WHAT IS EXPECTED:
Exactly reproduce each line of the listing that follows.
begin DATASET CONTENT
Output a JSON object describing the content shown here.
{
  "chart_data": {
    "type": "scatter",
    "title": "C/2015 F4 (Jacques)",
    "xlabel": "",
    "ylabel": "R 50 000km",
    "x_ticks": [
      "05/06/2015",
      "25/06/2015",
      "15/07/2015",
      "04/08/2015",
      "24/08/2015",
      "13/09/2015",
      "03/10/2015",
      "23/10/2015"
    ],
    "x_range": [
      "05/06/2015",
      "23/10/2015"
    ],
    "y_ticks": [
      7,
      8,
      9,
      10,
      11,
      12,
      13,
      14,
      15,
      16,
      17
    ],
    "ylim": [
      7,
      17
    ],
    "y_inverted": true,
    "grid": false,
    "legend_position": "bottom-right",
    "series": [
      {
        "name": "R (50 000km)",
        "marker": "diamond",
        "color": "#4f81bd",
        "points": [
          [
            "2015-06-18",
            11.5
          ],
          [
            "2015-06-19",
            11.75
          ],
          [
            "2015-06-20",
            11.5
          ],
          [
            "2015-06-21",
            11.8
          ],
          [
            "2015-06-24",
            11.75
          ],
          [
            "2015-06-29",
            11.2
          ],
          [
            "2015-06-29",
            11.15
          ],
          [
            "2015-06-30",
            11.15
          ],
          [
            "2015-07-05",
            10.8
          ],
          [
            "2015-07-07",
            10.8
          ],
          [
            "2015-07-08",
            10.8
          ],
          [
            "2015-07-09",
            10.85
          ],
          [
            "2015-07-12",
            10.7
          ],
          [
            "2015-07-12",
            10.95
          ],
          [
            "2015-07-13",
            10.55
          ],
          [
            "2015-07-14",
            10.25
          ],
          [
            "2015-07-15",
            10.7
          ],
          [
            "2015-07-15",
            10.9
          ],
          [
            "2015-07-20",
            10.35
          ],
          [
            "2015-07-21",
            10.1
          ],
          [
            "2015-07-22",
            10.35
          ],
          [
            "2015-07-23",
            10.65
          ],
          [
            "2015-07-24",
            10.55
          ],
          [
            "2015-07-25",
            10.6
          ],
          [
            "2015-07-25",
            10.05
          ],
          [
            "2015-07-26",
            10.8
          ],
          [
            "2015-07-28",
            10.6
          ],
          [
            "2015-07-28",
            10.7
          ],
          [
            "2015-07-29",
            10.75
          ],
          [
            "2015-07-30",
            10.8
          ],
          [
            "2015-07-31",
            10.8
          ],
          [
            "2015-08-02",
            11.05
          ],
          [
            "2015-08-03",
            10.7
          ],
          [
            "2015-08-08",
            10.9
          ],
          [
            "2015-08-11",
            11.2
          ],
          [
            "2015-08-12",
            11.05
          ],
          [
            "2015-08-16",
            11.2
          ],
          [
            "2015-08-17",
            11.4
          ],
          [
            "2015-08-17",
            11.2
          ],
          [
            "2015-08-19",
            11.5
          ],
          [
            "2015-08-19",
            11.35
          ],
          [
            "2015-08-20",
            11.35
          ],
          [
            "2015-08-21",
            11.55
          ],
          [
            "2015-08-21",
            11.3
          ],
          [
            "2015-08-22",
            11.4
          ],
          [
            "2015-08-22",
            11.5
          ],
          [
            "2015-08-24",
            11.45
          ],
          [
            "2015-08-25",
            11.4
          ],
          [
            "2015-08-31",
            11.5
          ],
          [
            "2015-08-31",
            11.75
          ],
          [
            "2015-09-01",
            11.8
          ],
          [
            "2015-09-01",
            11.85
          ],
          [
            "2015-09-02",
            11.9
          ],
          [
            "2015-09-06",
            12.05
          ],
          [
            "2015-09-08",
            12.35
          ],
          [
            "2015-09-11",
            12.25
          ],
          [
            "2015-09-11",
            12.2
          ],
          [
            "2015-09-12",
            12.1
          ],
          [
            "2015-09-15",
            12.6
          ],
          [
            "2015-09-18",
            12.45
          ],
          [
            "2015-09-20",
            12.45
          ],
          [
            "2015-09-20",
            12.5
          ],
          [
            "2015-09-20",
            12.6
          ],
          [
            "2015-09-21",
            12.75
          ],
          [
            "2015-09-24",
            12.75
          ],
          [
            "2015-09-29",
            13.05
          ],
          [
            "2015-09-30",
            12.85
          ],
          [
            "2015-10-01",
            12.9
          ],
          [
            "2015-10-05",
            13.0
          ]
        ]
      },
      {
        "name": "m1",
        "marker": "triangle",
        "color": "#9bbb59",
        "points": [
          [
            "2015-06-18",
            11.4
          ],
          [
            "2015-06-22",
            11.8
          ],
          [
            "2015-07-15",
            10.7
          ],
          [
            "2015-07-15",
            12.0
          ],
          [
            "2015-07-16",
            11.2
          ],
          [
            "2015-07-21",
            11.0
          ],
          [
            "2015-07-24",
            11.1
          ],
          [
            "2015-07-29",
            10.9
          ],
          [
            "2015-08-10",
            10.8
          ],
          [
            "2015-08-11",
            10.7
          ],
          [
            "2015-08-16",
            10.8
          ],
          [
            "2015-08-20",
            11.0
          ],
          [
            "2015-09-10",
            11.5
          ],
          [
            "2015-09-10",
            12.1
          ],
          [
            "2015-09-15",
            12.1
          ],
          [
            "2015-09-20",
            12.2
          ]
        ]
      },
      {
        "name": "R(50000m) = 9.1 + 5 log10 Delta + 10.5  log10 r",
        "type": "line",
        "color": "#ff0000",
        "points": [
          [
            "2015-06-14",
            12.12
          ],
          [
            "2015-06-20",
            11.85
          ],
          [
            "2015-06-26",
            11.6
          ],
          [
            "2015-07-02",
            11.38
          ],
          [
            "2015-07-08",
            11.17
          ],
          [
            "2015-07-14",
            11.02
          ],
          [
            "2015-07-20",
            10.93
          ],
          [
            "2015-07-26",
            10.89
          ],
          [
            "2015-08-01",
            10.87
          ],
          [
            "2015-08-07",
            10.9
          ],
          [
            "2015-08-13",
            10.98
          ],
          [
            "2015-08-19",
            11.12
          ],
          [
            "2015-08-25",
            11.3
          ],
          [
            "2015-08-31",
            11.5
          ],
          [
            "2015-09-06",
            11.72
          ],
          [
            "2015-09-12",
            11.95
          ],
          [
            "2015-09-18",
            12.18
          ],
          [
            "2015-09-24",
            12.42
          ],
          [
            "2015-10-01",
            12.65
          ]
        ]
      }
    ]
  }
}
end DATASET CONTENT
TASK OUTPUT:
Output a JSON object describing the content shown here.
{
  "chart_data": {
    "type": "scatter",
    "title": "C/2015 F4 (Jacques)",
    "xlabel": "",
    "ylabel": "R 50 000km",
    "x_ticks": [
      "05/06/2015",
      "25/06/2015",
      "15/07/2015",
      "04/08/2015",
      "24/08/2015",
      "13/09/2015",
      "03/10/2015",
      "23/10/2015"
    ],
    "x_range": [
      "05/06/2015",
      "23/10/2015"
    ],
    "y_ticks": [
      7,
      8,
      9,
      10,
      11,
      12,
      13,
      14,
      15,
      16,
      17
    ],
    "ylim": [
      7,
      17
    ],
    "y_inverted": true,
    "grid": false,
    "legend_position": "bottom-right",
    "series": [
      {
        "name": "R (50 000km)",
        "marker": "diamond",
        "color": "#4f81bd",
        "points": [
          [
            "2015-06-18",
            11.5
          ],
          [
            "2015-06-19",
            11.75
          ],
          [
            "2015-06-20",
            11.5
          ],
          [
            "2015-06-21",
            11.8
          ],
          [
            "2015-06-24",
            11.75
          ],
          [
            "2015-06-29",
            11.2
          ],
          [
            "2015-06-29",
            11.15
          ],
          [
            "2015-06-30",
            11.15
          ],
          [
            "2015-07-05",
            10.8
          ],
          [
            "2015-07-07",
            10.8
          ],
          [
            "2015-07-08",
            10.8
          ],
          [
            "2015-07-09",
            10.85
          ],
          [
            "2015-07-12",
            10.7
          ],
          [
            "2015-07-12",
            10.95
          ],
          [
            "2015-07-13",
            10.55
          ],
          [
            "2015-07-14",
            10.25
          ],
          [
            "2015-07-15",
            10.7
          ],
          [
            "2015-07-15",
            10.9
          ],
          [
            "2015-07-20",
            10.35
          ],
          [
            "2015-07-21",
            10.1
          ],
          [
            "2015-07-22",
            10.35
          ],
          [
            "2015-07-23",
            10.65
          ],
          [
            "2015-07-24",
            10.55
          ],
          [
            "2015-07-25",
            10.6
          ],
          [
            "2015-07-25",
            10.05
          ],
          [
            "2015-07-26",
            10.8
          ],
          [
            "2015-07-28",
            10.6
          ],
          [
            "2015-07-28",
            10.7
          ],
          [
            "2015-07-29",
            10.75
          ],
          [
            "2015-07-30",
            10.8
          ],
          [
            "2015-07-31",
            10.8
          ],
          [
            "2015-08-02",
            11.05
          ],
          [
            "2015-08-03",
            10.7
          ],
          [
            "2015-08-08",
            10.9
          ],
          [
            "2015-08-11",
            11.2
          ],
          [
            "2015-08-12",
            11.05
          ],
          [
            "2015-08-16",
            11.2
          ],
          [
            "2015-08-17",
            11.4
          ],
          [
            "2015-08-17",
            11.2
          ],
          [
            "2015-08-19",
            11.5
          ],
          [
            "2015-08-19",
            11.35
          ],
          [
            "2015-08-20",
            11.35
          ],
          [
            "2015-08-21",
            11.55
          ],
          [
            "2015-08-21",
            11.3
          ],
          [
            "2015-08-22",
            11.4
          ],
          [
            "2015-08-22",
            11.5
          ],
          [
            "2015-08-24",
            11.45
          ],
          [
            "2015-08-25",
            11.4
          ],
          [
            "2015-08-31",
            11.5
          ],
          [
            "2015-08-31",
            11.75
          ],
          [
            "2015-09-01",
            11.8
          ],
          [
            "2015-09-01",
            11.85
          ],
          [
            "2015-09-02",
            11.9
          ],
          [
            "2015-09-06",
            12.05
          ],
          [
            "2015-09-08",
            12.35
          ],
          [
            "2015-09-11",
            12.25
          ],
          [
            "2015-09-11",
            12.2
          ],
          [
            "2015-09-12",
            12.1
          ],
          [
            "2015-09-15",
            12.6
          ],
          [
            "2015-09-18",
            12.45
          ],
          [
            "2015-09-20",
            12.45
          ],
          [
            "2015-09-20",
            12.5
          ],
          [
            "2015-09-20",
            12.6
          ],
          [
            "2015-09-21",
            12.75
          ],
          [
            "2015-09-24",
            12.75
          ],
          [
            "2015-09-29",
            13.05
          ],
          [
            "2015-09-30",
            12.85
          ],
          [
            "2015-10-01",
            12.9
          ],
          [
            "2015-10-05",
            13.0
          ]
        ]
      },
      {
        "name": "m1",
        "marker": "triangle",
        "color": "#9bbb59",
        "points": [
          [
            "2015-06-18",
            11.4
          ],
          [
            "2015-06-22",
            11.8
          ],
          [
            "2015-07-15",
            10.7
          ],
          [
            "2015-07-15",
            12.0
          ],
          [
            "2015-07-16",
            11.2
          ],
          [
            "2015-07-21",
            11.0
          ],
          [
            "2015-07-24",
            11.1
          ],
          [
            "2015-07-29",
            10.9
          ],
          [
            "2015-08-10",
            10.8
          ],
          [
            "2015-08-11",
            10.7
          ],
          [
            "2015-08-16",
            10.8
          ],
          [
            "2015-08-20",
            11.0
          ],
          [
            "2015-09-10",
            11.5
          ],
          [
            "2015-09-10",
            12.1
          ],
          [
            "2015-09-15",
            12.1
          ],
          [
            "2015-09-20",
            12.2
          ]
        ]
      },
      {
        "name": "R(50000m) = 9.1 + 5 log10 Delta + 10.5  log10 r",
        "type": "line",
        "color": "#ff0000",
        "points": [
          [
            "2015-06-14",
            12.12
          ],
          [
            "2015-06-20",
            11.85
          ],
          [
            "2015-06-26",
            11.6
          ],
          [
            "2015-07-02",
            11.38
          ],
          [
            "2015-07-08",
            11.17
          ],
          [
            "2015-07-14",
            11.02
          ],
          [
            "2015-07-20",
            10.93
          ],
          [
            "2015-07-26",
            10.89
          ],
          [
            "2015-08-01",
            10.87
          ],
          [
            "2015-08-07",
            10.9
          ],
          [
            "2015-08-13",
            10.98
          ],
          [
            "2015-08-19",
            11.12
          ],
          [
            "2015-08-25",
            11.3
          ],
          [
            "2015-08-31",
            11.5
          ],
          [
            "2015-09-06",
            11.72
          ],
          [
            "2015-09-12",
            11.95
          ],
          [
            "2015-09-18",
            12.18
          ],
          [
            "2015-09-24",
            12.42
          ],
          [
            "2015-10-01",
            12.65
          ]
        ]
      }
    ]
  }
}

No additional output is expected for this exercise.